AIM OF THE EXERCISE: Omit the images. Copy each entry word for word.

┌─ SOURCE MATERIAL

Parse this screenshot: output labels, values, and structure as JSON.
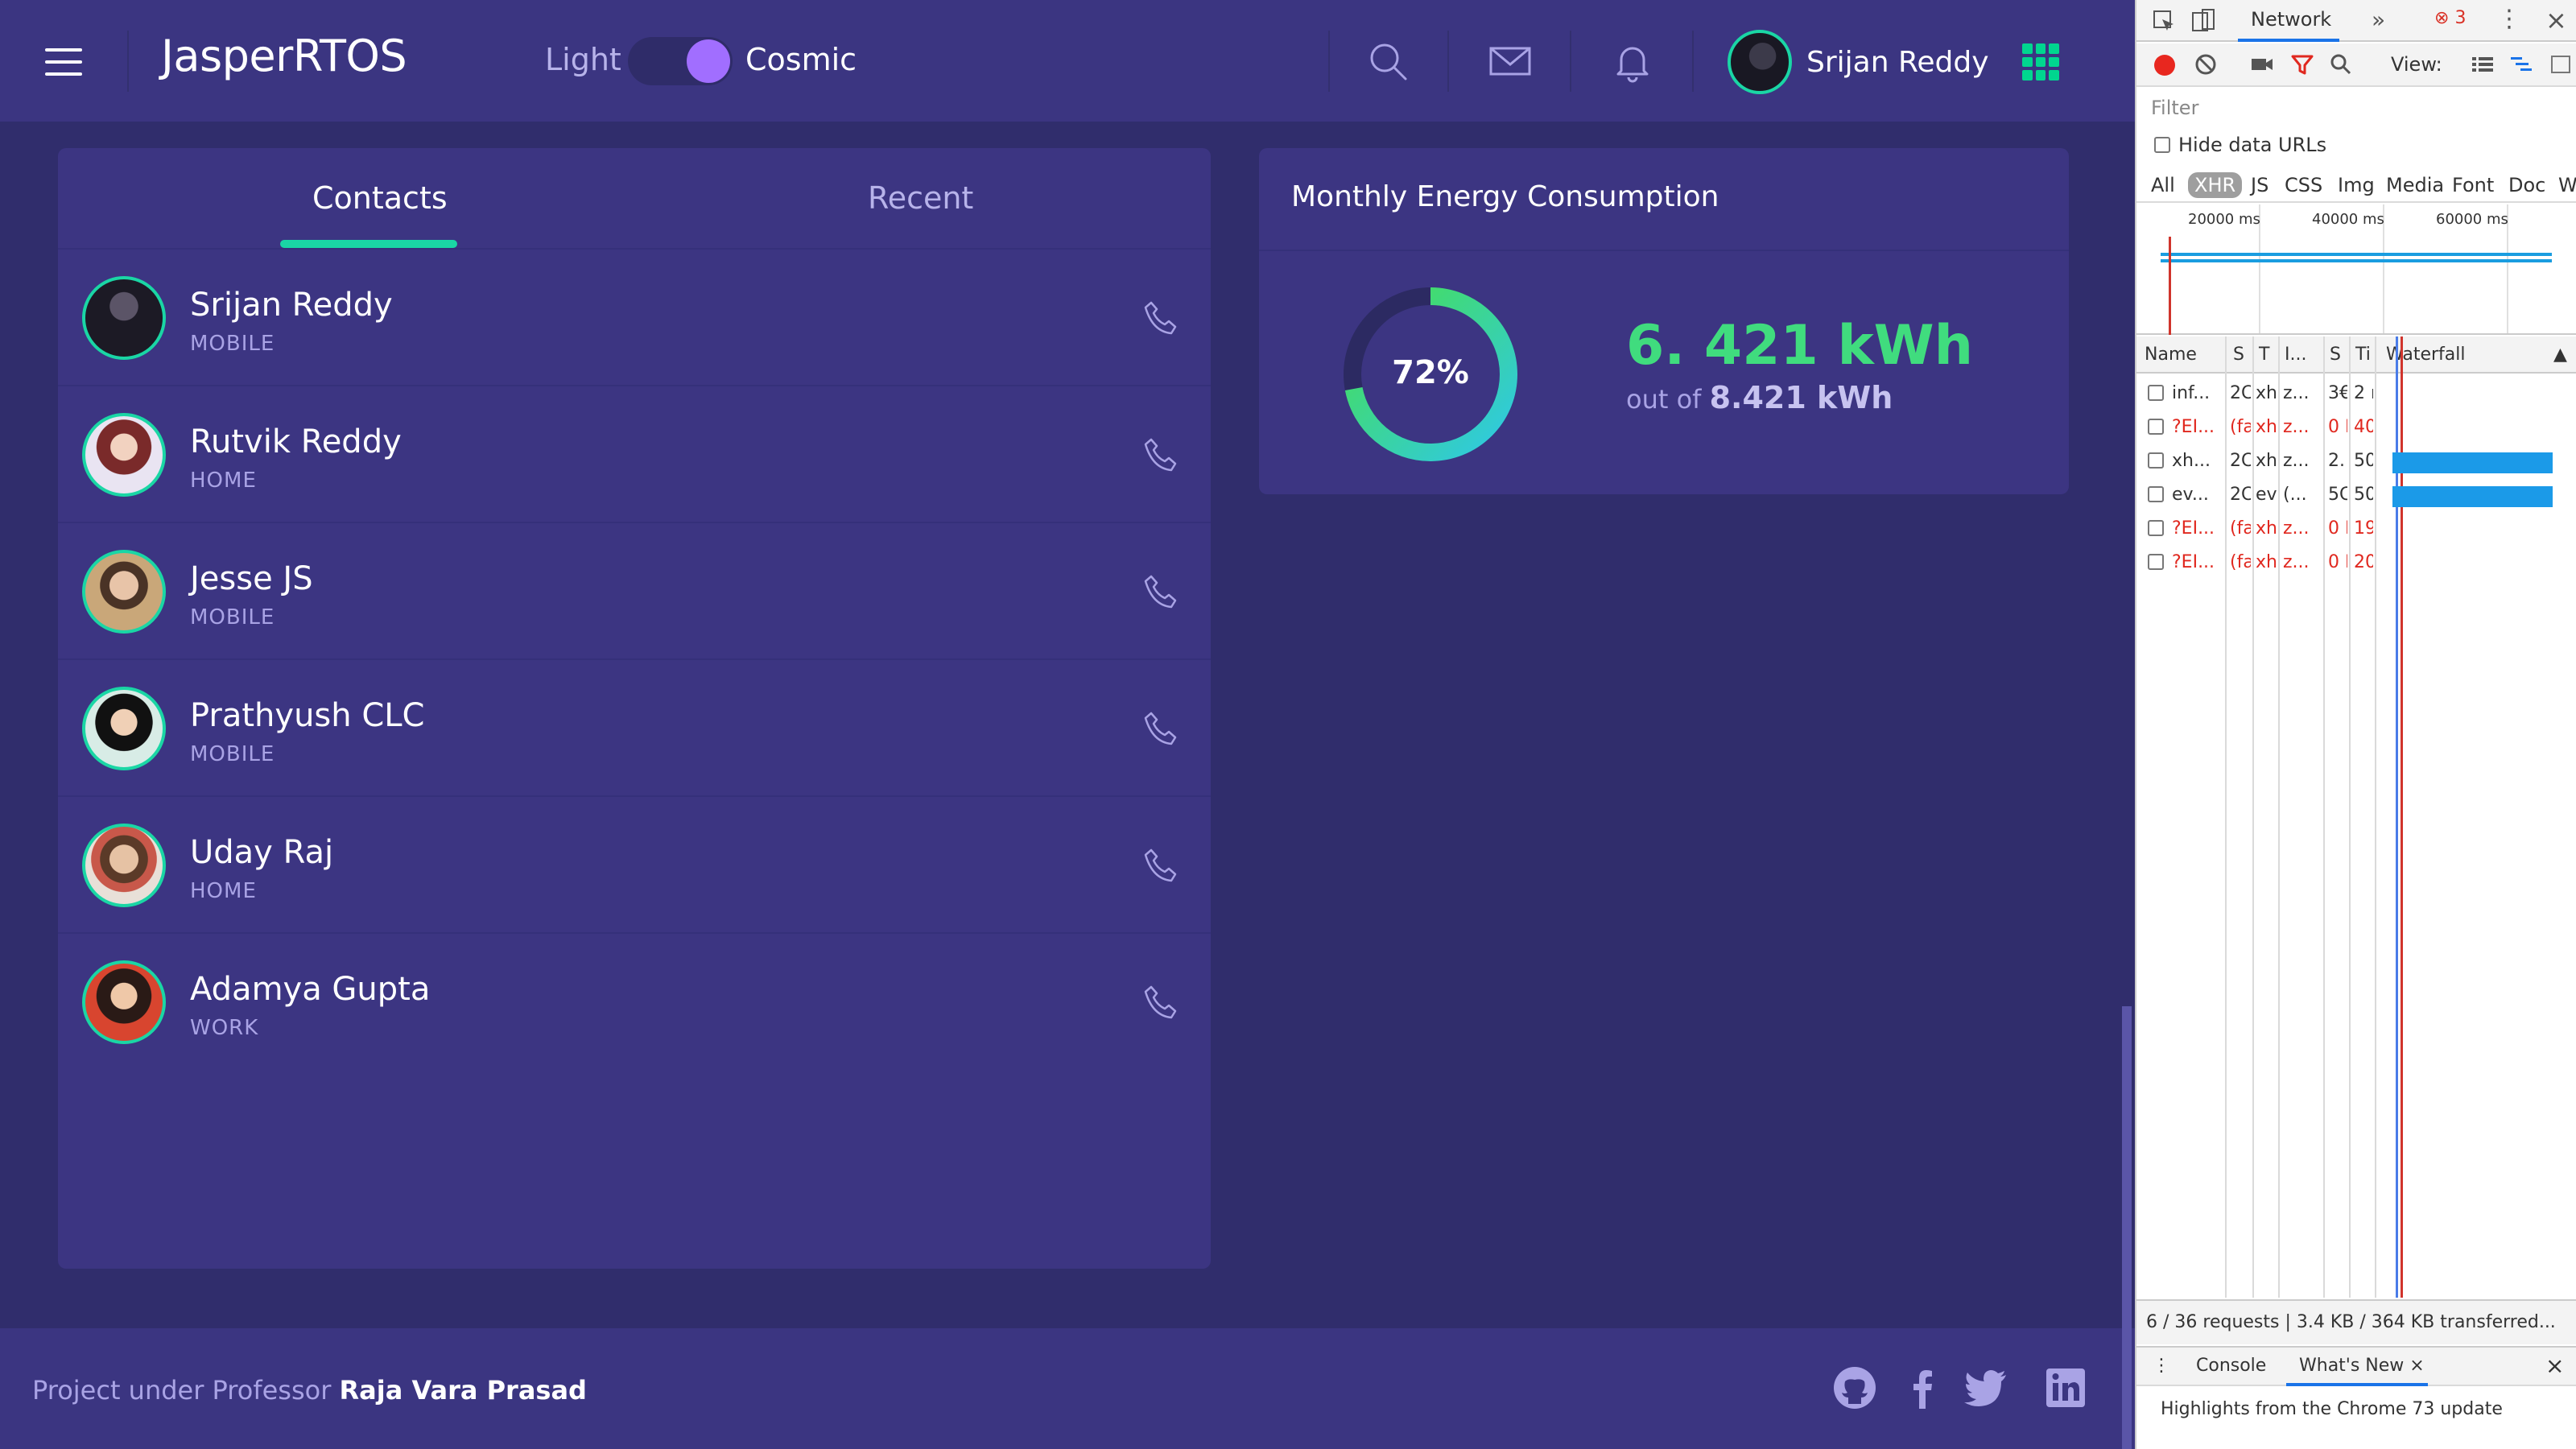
{
  "header": {
    "logo": "JasperRTOS",
    "theme_light": "Light",
    "theme_cosmic": "Cosmic",
    "user_name": "Srijan Reddy"
  },
  "contacts": {
    "tab_contacts": "Contacts",
    "tab_recent": "Recent",
    "items": [
      {
        "name": "Srijan Reddy",
        "type": "MOBILE"
      },
      {
        "name": "Rutvik Reddy",
        "type": "HOME"
      },
      {
        "name": "Jesse JS",
        "type": "MOBILE"
      },
      {
        "name": "Prathyush CLC",
        "type": "MOBILE"
      },
      {
        "name": "Uday Raj",
        "type": "HOME"
      },
      {
        "name": "Adamya Gupta",
        "type": "WORK"
      }
    ]
  },
  "energy": {
    "title": "Monthly Energy Consumption",
    "percent_label": "72%",
    "percent_value": 0.72,
    "value": "6. 421 kWh",
    "out_of_prefix": "out of",
    "out_of_value": "8.421 kWh"
  },
  "footer": {
    "text_prefix": "Project under Professor",
    "professor": "Raja Vara Prasad"
  },
  "devtools": {
    "tab_network": "Network",
    "error_count": "3",
    "view_label": "View:",
    "filter_placeholder": "Filter",
    "hide_data_urls": "Hide data URLs",
    "types": [
      "All",
      "XHR",
      "JS",
      "CSS",
      "Img",
      "Media",
      "Font",
      "Doc",
      "W"
    ],
    "active_type": "XHR",
    "overview_labels": [
      "20000 ms",
      "40000 ms",
      "60000 ms"
    ],
    "columns": [
      "Name",
      "S",
      "T",
      "I...",
      "S",
      "Ti",
      "Waterfall"
    ],
    "rows": [
      {
        "name": "inf...",
        "status": "2C",
        "type": "xh",
        "init": "z...",
        "size": "3€",
        "time": "2 r",
        "error": false,
        "waterfall_start": 0.0,
        "waterfall_len": 0.0
      },
      {
        "name": "?EI...",
        "status": "(fa",
        "type": "xh",
        "init": "z...",
        "size": "0 I",
        "time": "40",
        "error": true,
        "waterfall_start": 0.0,
        "waterfall_len": 0.0
      },
      {
        "name": "xh...",
        "status": "2C",
        "type": "xh",
        "init": "z...",
        "size": "2.",
        "time": "50",
        "error": false,
        "waterfall_start": 0.05,
        "waterfall_len": 0.83
      },
      {
        "name": "ev...",
        "status": "2C",
        "type": "ev",
        "init": "(...",
        "size": "5C",
        "time": "50",
        "error": false,
        "waterfall_start": 0.05,
        "waterfall_len": 0.83
      },
      {
        "name": "?EI...",
        "status": "(fa",
        "type": "xh",
        "init": "z...",
        "size": "0 I",
        "time": "19",
        "error": true,
        "waterfall_start": 0.0,
        "waterfall_len": 0.0
      },
      {
        "name": "?EI...",
        "status": "(fa",
        "type": "xh",
        "init": "z...",
        "size": "0 I",
        "time": "20",
        "error": true,
        "waterfall_start": 0.0,
        "waterfall_len": 0.0
      }
    ],
    "status_bar": "6 / 36 requests  |  3.4 KB / 364 KB transferred...",
    "drawer_tabs": [
      "Console",
      "What's New"
    ],
    "drawer_text": "Highlights from the Chrome 73 update"
  }
}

└─

RESULT FOR THIS EXERCISE:
Parse this screenshot: output labels, values, and structure as JSON.
{
  "header": {
    "logo": "JasperRTOS",
    "theme_light": "Light",
    "theme_cosmic": "Cosmic",
    "user_name": "Srijan Reddy"
  },
  "contacts": {
    "tab_contacts": "Contacts",
    "tab_recent": "Recent",
    "items": [
      {
        "name": "Srijan Reddy",
        "type": "MOBILE"
      },
      {
        "name": "Rutvik Reddy",
        "type": "HOME"
      },
      {
        "name": "Jesse JS",
        "type": "MOBILE"
      },
      {
        "name": "Prathyush CLC",
        "type": "MOBILE"
      },
      {
        "name": "Uday Raj",
        "type": "HOME"
      },
      {
        "name": "Adamya Gupta",
        "type": "WORK"
      }
    ]
  },
  "energy": {
    "title": "Monthly Energy Consumption",
    "percent_label": "72%",
    "percent_value": 0.72,
    "value": "6. 421 kWh",
    "out_of_prefix": "out of",
    "out_of_value": "8.421 kWh"
  },
  "footer": {
    "text_prefix": "Project under Professor",
    "professor": "Raja Vara Prasad"
  },
  "devtools": {
    "tab_network": "Network",
    "error_count": "3",
    "view_label": "View:",
    "filter_placeholder": "Filter",
    "hide_data_urls": "Hide data URLs",
    "types": [
      "All",
      "XHR",
      "JS",
      "CSS",
      "Img",
      "Media",
      "Font",
      "Doc",
      "W"
    ],
    "active_type": "XHR",
    "overview_labels": [
      "20000 ms",
      "40000 ms",
      "60000 ms"
    ],
    "columns": [
      "Name",
      "S",
      "T",
      "I...",
      "S",
      "Ti",
      "Waterfall"
    ],
    "rows": [
      {
        "name": "inf...",
        "status": "2C",
        "type": "xh",
        "init": "z...",
        "size": "3€",
        "time": "2 r",
        "error": false,
        "waterfall_start": 0.0,
        "waterfall_len": 0.0
      },
      {
        "name": "?EI...",
        "status": "(fa",
        "type": "xh",
        "init": "z...",
        "size": "0 I",
        "time": "40",
        "error": true,
        "waterfall_start": 0.0,
        "waterfall_len": 0.0
      },
      {
        "name": "xh...",
        "status": "2C",
        "type": "xh",
        "init": "z...",
        "size": "2.",
        "time": "50",
        "error": false,
        "waterfall_start": 0.05,
        "waterfall_len": 0.83
      },
      {
        "name": "ev...",
        "status": "2C",
        "type": "ev",
        "init": "(...",
        "size": "5C",
        "time": "50",
        "error": false,
        "waterfall_start": 0.05,
        "waterfall_len": 0.83
      },
      {
        "name": "?EI...",
        "status": "(fa",
        "type": "xh",
        "init": "z...",
        "size": "0 I",
        "time": "19",
        "error": true,
        "waterfall_start": 0.0,
        "waterfall_len": 0.0
      },
      {
        "name": "?EI...",
        "status": "(fa",
        "type": "xh",
        "init": "z...",
        "size": "0 I",
        "time": "20",
        "error": true,
        "waterfall_start": 0.0,
        "waterfall_len": 0.0
      }
    ],
    "status_bar": "6 / 36 requests  |  3.4 KB / 364 KB transferred...",
    "drawer_tabs": [
      "Console",
      "What's New"
    ],
    "drawer_text": "Highlights from the Chrome 73 update"
  }
}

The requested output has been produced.